Copy the lines below as they are; omit the images they contain.
==== Data for processing
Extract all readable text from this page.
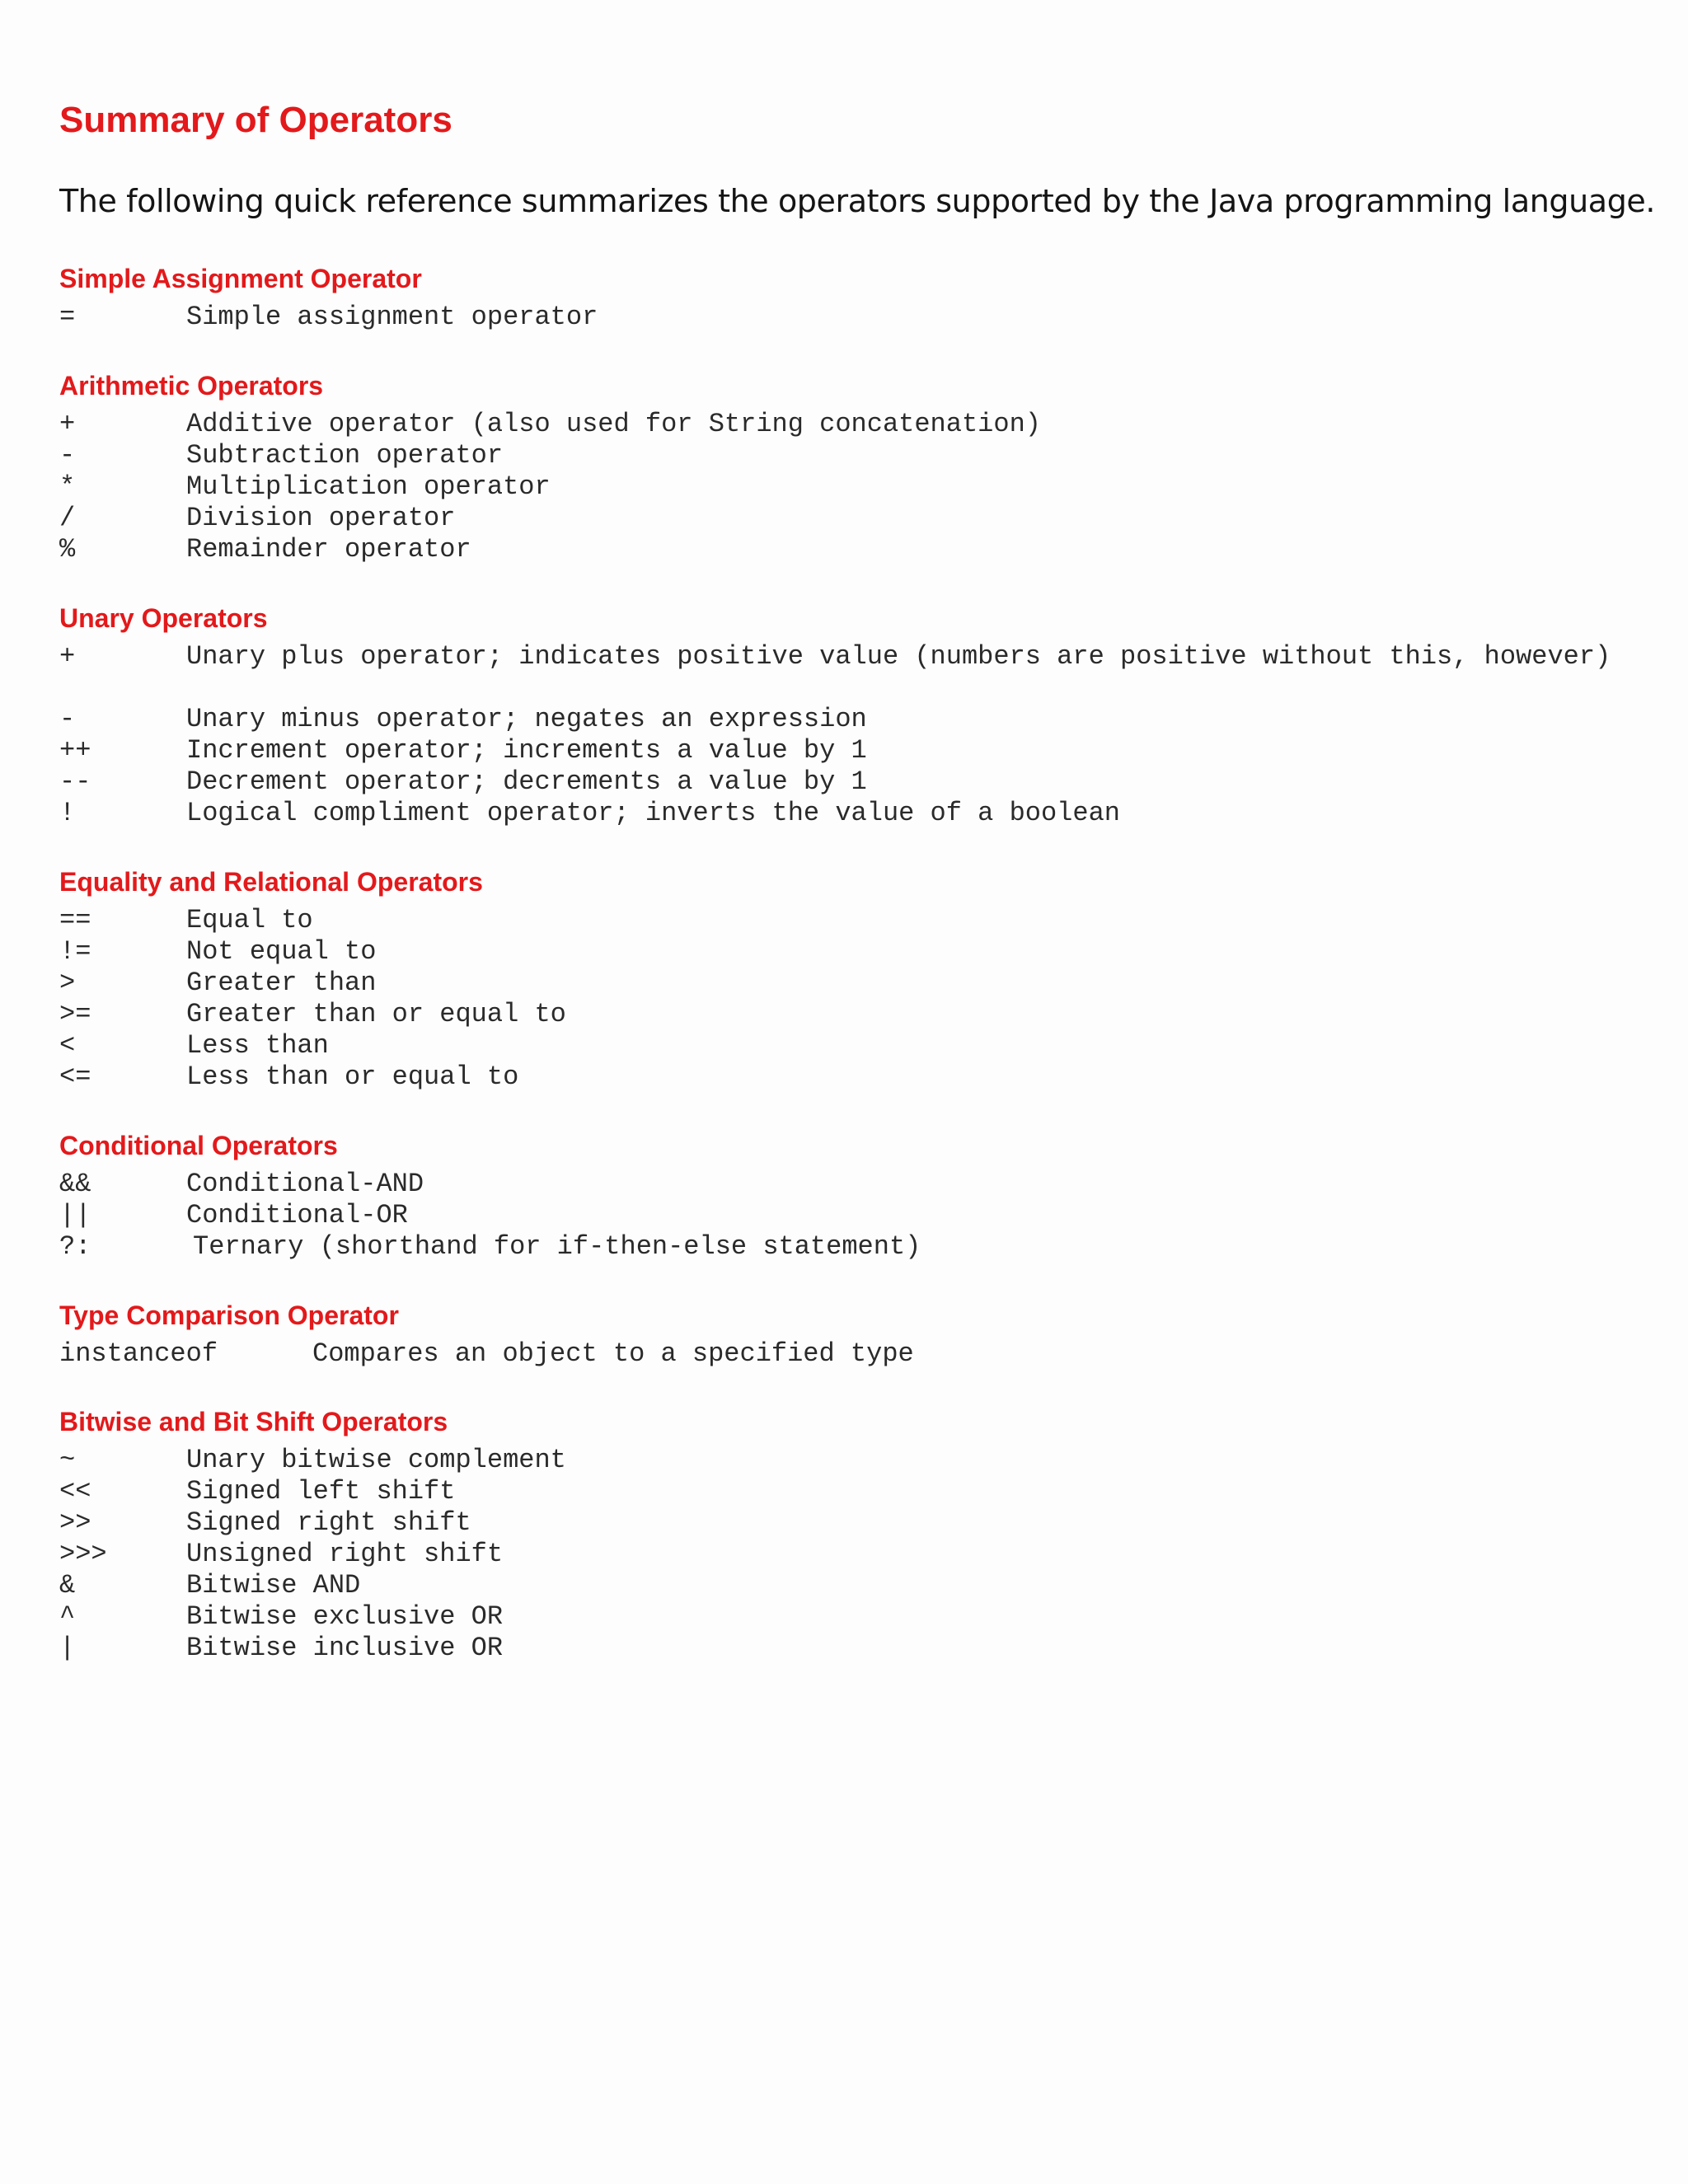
Summary of Operators

The following quick reference summarizes the operators supported by the Java programming language.

Simple Assignment Operator
=	Simple assignment operator
Arithmetic Operators
+	Additive operator (also used for String concatenation)
-	Subtraction operator
*	Multiplication operator
/	Division operator
%	Remainder operator
Unary Operators
+	Unary plus operator; indicates positive value (numbers are positive without this, however)
-	Unary minus operator; negates an expression
++	Increment operator; increments a value by 1
--	Decrement operator; decrements a value by 1
!	Logical compliment operator; inverts the value of a boolean
Equality and Relational Operators
==	Equal to
!=	Not equal to
>	Greater than
>=	Greater than or equal to
<	Less than
<=	Less than or equal to
Conditional Operators
&&	Conditional-AND
||	Conditional-OR
?:	Ternary (shorthand for if-then-else statement)
Type Comparison Operator
instanceof	Compares an object to a specified type
Bitwise and Bit Shift Operators
~	Unary bitwise complement
<<	Signed left shift
>>	Signed right shift
>>>	Unsigned right shift
&	Bitwise AND
^	Bitwise exclusive OR
|	Bitwise inclusive OR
========
Task response
Extract all readable text from this page.
Summary of Operators

The following quick reference summarizes the operators supported by the Java programming language.

Simple Assignment Operator
=	Simple assignment operator
Arithmetic Operators
+	Additive operator (also used for String concatenation)
-	Subtraction operator
*	Multiplication operator
/	Division operator
%	Remainder operator
Unary Operators
+	Unary plus operator; indicates positive value (numbers are positive without this, however)
-	Unary minus operator; negates an expression
++	Increment operator; increments a value by 1
--	Decrement operator; decrements a value by 1
!	Logical compliment operator; inverts the value of a boolean
Equality and Relational Operators
==	Equal to
!=	Not equal to
>	Greater than
>=	Greater than or equal to
<	Less than
<=	Less than or equal to
Conditional Operators
&&	Conditional-AND
||	Conditional-OR
?:	Ternary (shorthand for if-then-else statement)
Type Comparison Operator
instanceof	Compares an object to a specified type
Bitwise and Bit Shift Operators
~	Unary bitwise complement
<<	Signed left shift
>>	Signed right shift
>>>	Unsigned right shift
&	Bitwise AND
^	Bitwise exclusive OR
|	Bitwise inclusive OR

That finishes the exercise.